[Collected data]
____
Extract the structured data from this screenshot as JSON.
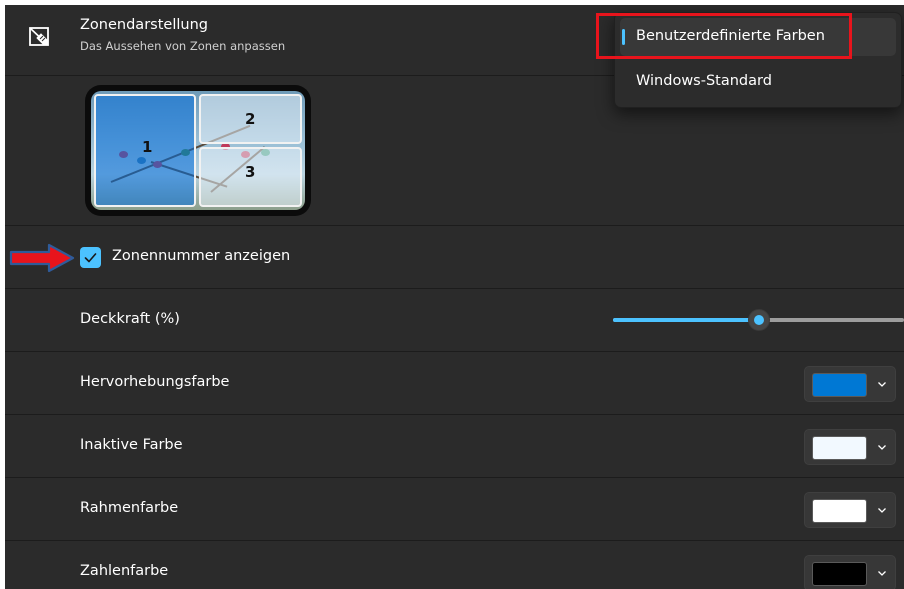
{
  "header": {
    "icon": "zone-layout-icon",
    "title": "Zonendarstellung",
    "subtitle": "Das Aussehen von Zonen anpassen"
  },
  "preview": {
    "zones": [
      "1",
      "2",
      "3"
    ]
  },
  "show_zone_number": {
    "label": "Zonennummer anzeigen",
    "checked": true,
    "annotation_icon": "red-arrow-icon"
  },
  "opacity": {
    "label": "Deckkraft (%)",
    "value_fraction": 0.51
  },
  "colors": [
    {
      "label": "Hervorhebungsfarbe",
      "color": "#0078d4"
    },
    {
      "label": "Inaktive Farbe",
      "color": "#f2f9ff"
    },
    {
      "label": "Rahmenfarbe",
      "color": "#ffffff"
    },
    {
      "label": "Zahlenfarbe",
      "color": "#000000"
    }
  ],
  "dropdown": {
    "options": [
      "Benutzerdefinierte Farben",
      "Windows-Standard"
    ],
    "selected_index": 0,
    "highlight_color": "#e8141c"
  },
  "accent_color": "#4cc2ff"
}
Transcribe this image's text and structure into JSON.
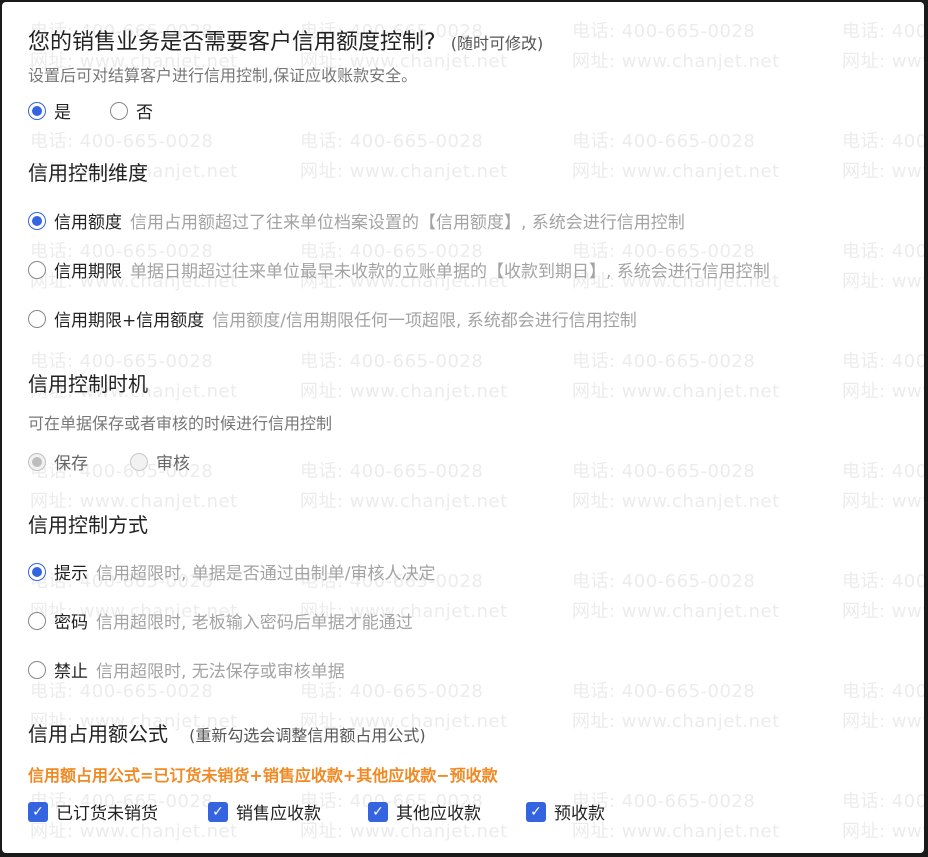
{
  "header": {
    "title": "您的销售业务是否需要客户信用额度控制?",
    "title_note": "(随时可修改)",
    "subtitle": "设置后可对结算客户进行信用控制,保证应收账款安全。"
  },
  "enable": {
    "options": [
      {
        "label": "是",
        "checked": true
      },
      {
        "label": "否",
        "checked": false
      }
    ]
  },
  "dimension": {
    "title": "信用控制维度",
    "options": [
      {
        "label": "信用额度",
        "desc": "信用占用额超过了往来单位档案设置的【信用额度】, 系统会进行信用控制",
        "checked": true
      },
      {
        "label": "信用期限",
        "desc": "单据日期超过往来单位最早未收款的立账单据的【收款到期日】, 系统会进行信用控制",
        "checked": false
      },
      {
        "label": "信用期限+信用额度",
        "desc": "信用额度/信用期限任何一项超限, 系统都会进行信用控制",
        "checked": false
      }
    ]
  },
  "timing": {
    "title": "信用控制时机",
    "subtitle": "可在单据保存或者审核的时候进行信用控制",
    "options": [
      {
        "label": "保存",
        "checked": true,
        "disabled": true
      },
      {
        "label": "审核",
        "checked": false,
        "disabled": true
      }
    ]
  },
  "method": {
    "title": "信用控制方式",
    "options": [
      {
        "label": "提示",
        "desc": "信用超限时, 单据是否通过由制单/审核人决定",
        "checked": true
      },
      {
        "label": "密码",
        "desc": "信用超限时, 老板输入密码后单据才能通过",
        "checked": false
      },
      {
        "label": "禁止",
        "desc": "信用超限时, 无法保存或审核单据",
        "checked": false
      }
    ]
  },
  "formula": {
    "title": "信用占用额公式",
    "title_note": "(重新勾选会调整信用额占用公式)",
    "text": "信用额占用公式=已订货未销货+销售应收款+其他应收款−预收款",
    "checks": [
      {
        "label": "已订货未销货",
        "checked": true
      },
      {
        "label": "销售应收款",
        "checked": true
      },
      {
        "label": "其他应收款",
        "checked": true
      },
      {
        "label": "预收款",
        "checked": true
      }
    ]
  },
  "watermark": {
    "phone": "电话: 400-665-0028",
    "site": "网址: www.chanjet.net"
  },
  "colors": {
    "accent": "#3564e0",
    "formula": "#f08a24",
    "description": "#a3a3a3"
  }
}
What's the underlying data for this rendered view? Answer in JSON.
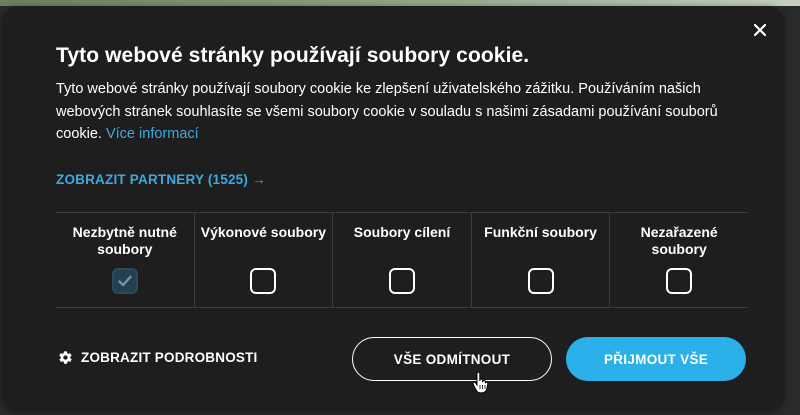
{
  "dialog": {
    "title": "Tyto webové stránky používají soubory cookie.",
    "description": "Tyto webové stránky používají soubory cookie ke zlepšení uživatelského zážitku. Používáním našich webových stránek souhlasíte se všemi soubory cookie v souladu s našimi zásadami používání souborů cookie.",
    "more_info_link": "Více informací",
    "partners_link": "ZOBRAZIT PARTNERY (1525) →",
    "close_icon": "close-icon"
  },
  "categories": [
    {
      "label": "Nezbytně nutné soubory",
      "checked": true,
      "disabled": true
    },
    {
      "label": "Výkonové soubory",
      "checked": false
    },
    {
      "label": "Soubory cílení",
      "checked": false
    },
    {
      "label": "Funkční soubory",
      "checked": false
    },
    {
      "label": "Nezařazené soubory",
      "checked": false
    }
  ],
  "footer": {
    "details_label": "ZOBRAZIT PODROBNOSTI",
    "details_icon": "gear-icon",
    "reject_label": "VŠE ODMÍTNOUT",
    "accept_label": "PŘIJMOUT VŠE"
  },
  "colors": {
    "background": "#1e1e1e",
    "accent": "#2bb0ea",
    "link": "#3fa9de"
  }
}
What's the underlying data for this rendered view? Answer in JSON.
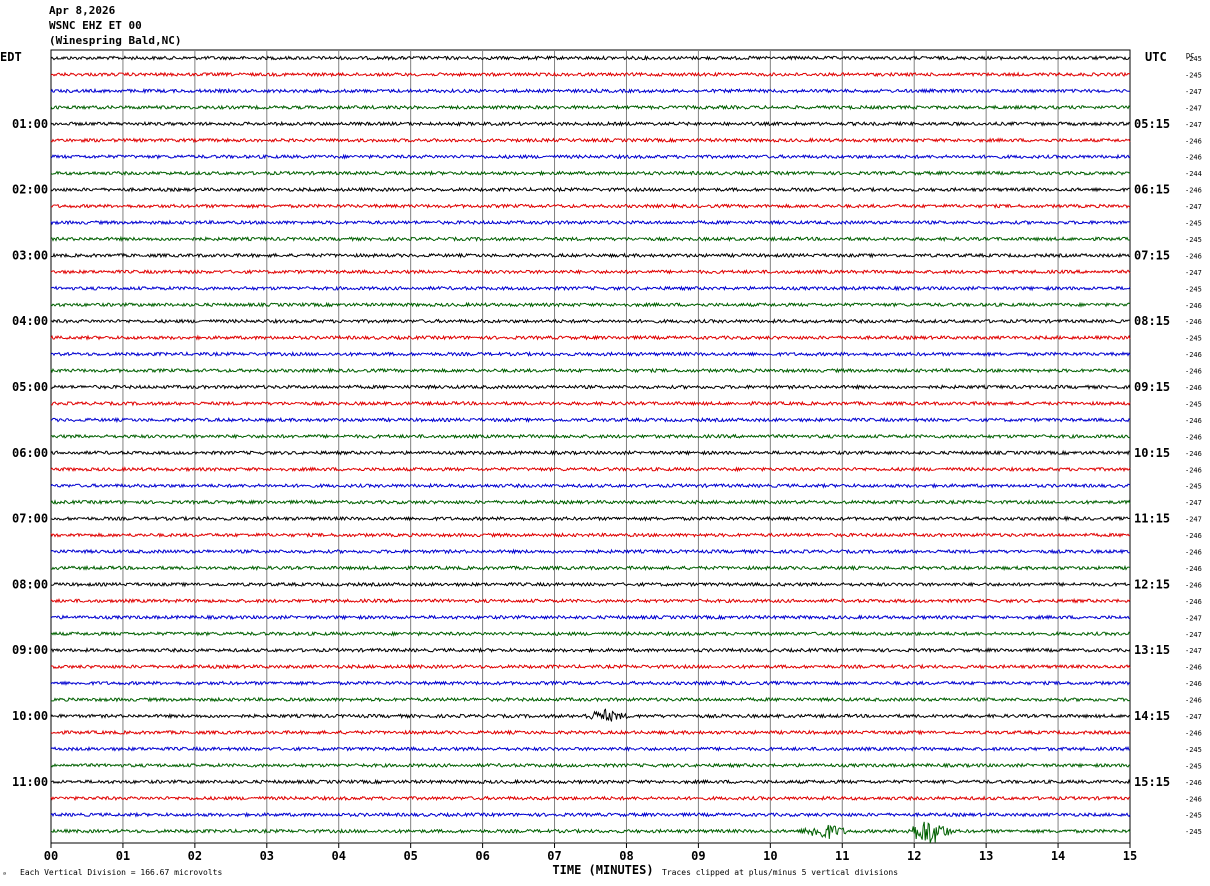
{
  "header": {
    "date": "Apr 8,2026",
    "station": "WSNC EHZ ET 00",
    "location": "(Winespring Bald,NC)"
  },
  "chart_data": {
    "type": "line",
    "title": "Apr 8,2026 WSNC EHZ ET 00 (Winespring Bald,NC)",
    "left_axis_label": "EDT",
    "right_axis_label": "UTC",
    "dc_label": "DC",
    "xlabel": "TIME (MINUTES)",
    "x_ticks": [
      "00",
      "01",
      "02",
      "03",
      "04",
      "05",
      "06",
      "07",
      "08",
      "09",
      "10",
      "11",
      "12",
      "13",
      "14",
      "15"
    ],
    "xlim": [
      0,
      15
    ],
    "grid": true,
    "left_time_labels": [
      "01:00",
      "02:00",
      "03:00",
      "04:00",
      "05:00",
      "06:00",
      "07:00",
      "08:00",
      "09:00",
      "10:00",
      "11:00"
    ],
    "right_time_labels": [
      "05:15",
      "06:15",
      "07:15",
      "08:15",
      "09:15",
      "10:15",
      "11:15",
      "12:15",
      "13:15",
      "14:15",
      "15:15"
    ],
    "trace_colors": [
      "#000000",
      "#e00000",
      "#0000d0",
      "#006000"
    ],
    "dc_offsets": [
      "-245",
      "-245",
      "-247",
      "-247",
      "-247",
      "-246",
      "-246",
      "-244",
      "-246",
      "-247",
      "-245",
      "-245",
      "-246",
      "-247",
      "-245",
      "-246",
      "-246",
      "-245",
      "-246",
      "-246",
      "-246",
      "-245",
      "-246",
      "-246",
      "-246",
      "-246",
      "-245",
      "-247",
      "-247",
      "-246",
      "-246",
      "-246",
      "-246",
      "-246",
      "-247",
      "-247",
      "-247",
      "-246",
      "-246",
      "-246",
      "-247",
      "-246",
      "-245",
      "-245",
      "-246",
      "-246",
      "-245",
      "-245"
    ],
    "events": [
      {
        "row": 40,
        "minute": 7.7,
        "amplitude": 2.2
      },
      {
        "row": 47,
        "minute": 10.75,
        "amplitude": 3.2
      },
      {
        "row": 47,
        "minute": 12.2,
        "amplitude": 5.5
      }
    ],
    "bottom_notes": {
      "left": "Each Vertical Division =  166.67 microvolts",
      "right": "Traces clipped at plus/minus 5 vertical divisions"
    }
  }
}
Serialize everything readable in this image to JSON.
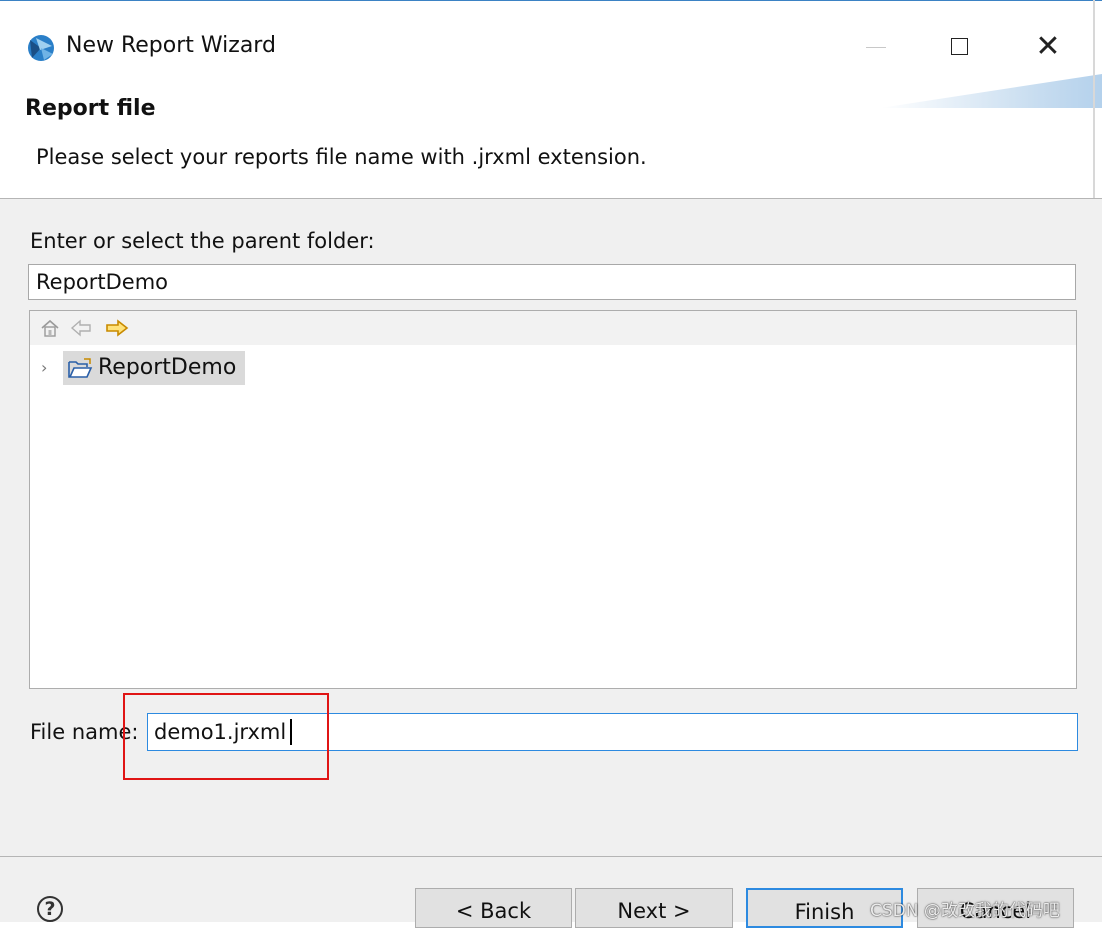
{
  "window": {
    "title": "New Report Wizard",
    "close_glyph": "✕"
  },
  "header": {
    "title": "Report file",
    "description": "Please select your reports file name with .jrxml extension."
  },
  "folder": {
    "label": "Enter or select the parent folder:",
    "value": "ReportDemo"
  },
  "tree": {
    "toolbar_icons": [
      "home-icon",
      "back-arrow-icon",
      "forward-arrow-icon"
    ],
    "items": [
      {
        "label": "ReportDemo",
        "icon": "open-folder-icon",
        "expanded": false,
        "selected": true
      }
    ],
    "chevron": "›"
  },
  "file": {
    "label": "File name:",
    "value": "demo1.jrxml"
  },
  "buttons": {
    "help": "?",
    "back": "< Back",
    "next": "Next >",
    "finish": "Finish",
    "cancel": "Cancel"
  },
  "colors": {
    "focus_border": "#2d8ae0",
    "highlight_annotation": "#e01515",
    "dialog_background": "#f0f0f0"
  },
  "watermark": "CSDN @改改我的代码吧"
}
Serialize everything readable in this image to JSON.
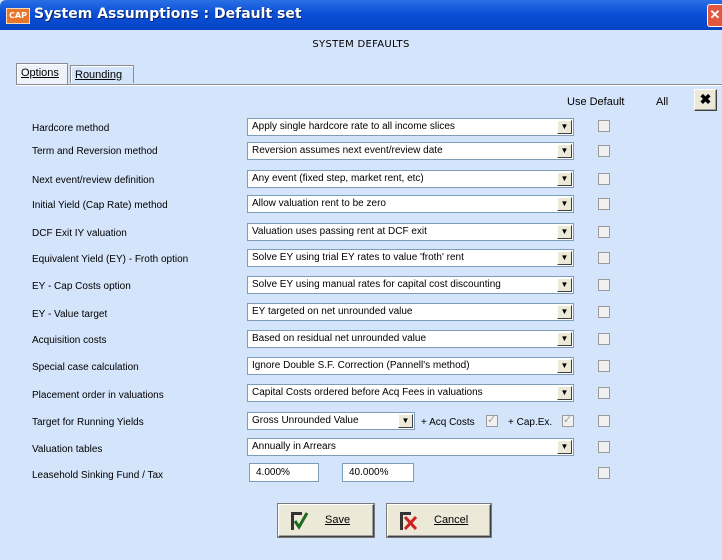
{
  "window": {
    "title": "System Assumptions : Default set",
    "app_icon": "CAP",
    "close_glyph": "✕"
  },
  "subtitle": "SYSTEM DEFAULTS",
  "tabs": [
    {
      "label": "Options"
    },
    {
      "label": "Rounding"
    }
  ],
  "headers": {
    "use_default": "Use Default",
    "all": "All",
    "clear_glyph": "✖"
  },
  "rows": [
    {
      "label": "Hardcore method",
      "value": "Apply single hardcore rate to all income slices",
      "use_default": false
    },
    {
      "label": "Term and Reversion method",
      "value": "Reversion assumes next event/review date",
      "use_default": false
    },
    {
      "label": "Next event/review definition",
      "value": "Any event (fixed step, market rent, etc)",
      "use_default": false
    },
    {
      "label": "Initial Yield (Cap Rate) method",
      "value": "Allow valuation rent to be zero",
      "use_default": false
    },
    {
      "label": "DCF Exit IY valuation",
      "value": "Valuation uses passing rent at DCF exit",
      "use_default": false
    },
    {
      "label": "Equivalent Yield (EY) - Froth option",
      "value": "Solve EY using trial EY rates to value 'froth' rent",
      "use_default": false
    },
    {
      "label": "EY - Cap Costs option",
      "value": "Solve EY using manual rates for capital cost discounting",
      "use_default": false
    },
    {
      "label": "EY - Value target",
      "value": "EY targeted on net unrounded value",
      "use_default": false
    },
    {
      "label": "Acquisition costs",
      "value": "Based on residual net unrounded value",
      "use_default": false
    },
    {
      "label": "Special case calculation",
      "value": "Ignore Double S.F. Correction (Pannell's method)",
      "use_default": false
    },
    {
      "label": "Placement order in valuations",
      "value": "Capital Costs ordered before Acq Fees in valuations",
      "use_default": false
    },
    {
      "label": "Target for Running Yields",
      "value": "Gross Unrounded Value",
      "use_default": false,
      "acq_costs_label": "+ Acq Costs",
      "acq_costs_checked": true,
      "cap_ex_label": "+ Cap.Ex.",
      "cap_ex_checked": true
    },
    {
      "label": "Valuation tables",
      "value": "Annually in Arrears",
      "use_default": false
    },
    {
      "label": "Leasehold Sinking Fund / Tax",
      "rate": "4.000%",
      "tax": "40.000%",
      "use_default": false
    }
  ],
  "buttons": {
    "save": "Save",
    "cancel": "Cancel"
  },
  "colors": {
    "titlebar": "#0a4fd8",
    "background": "#d4e4fb",
    "close": "#e1583f"
  }
}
____
[What this task involves]:
From the data, list each line in which the string "Reversion" appears.

[Exercise answer]:
      "label": "Term and Reversion method",
      "value": "Reversion assumes next event/review date",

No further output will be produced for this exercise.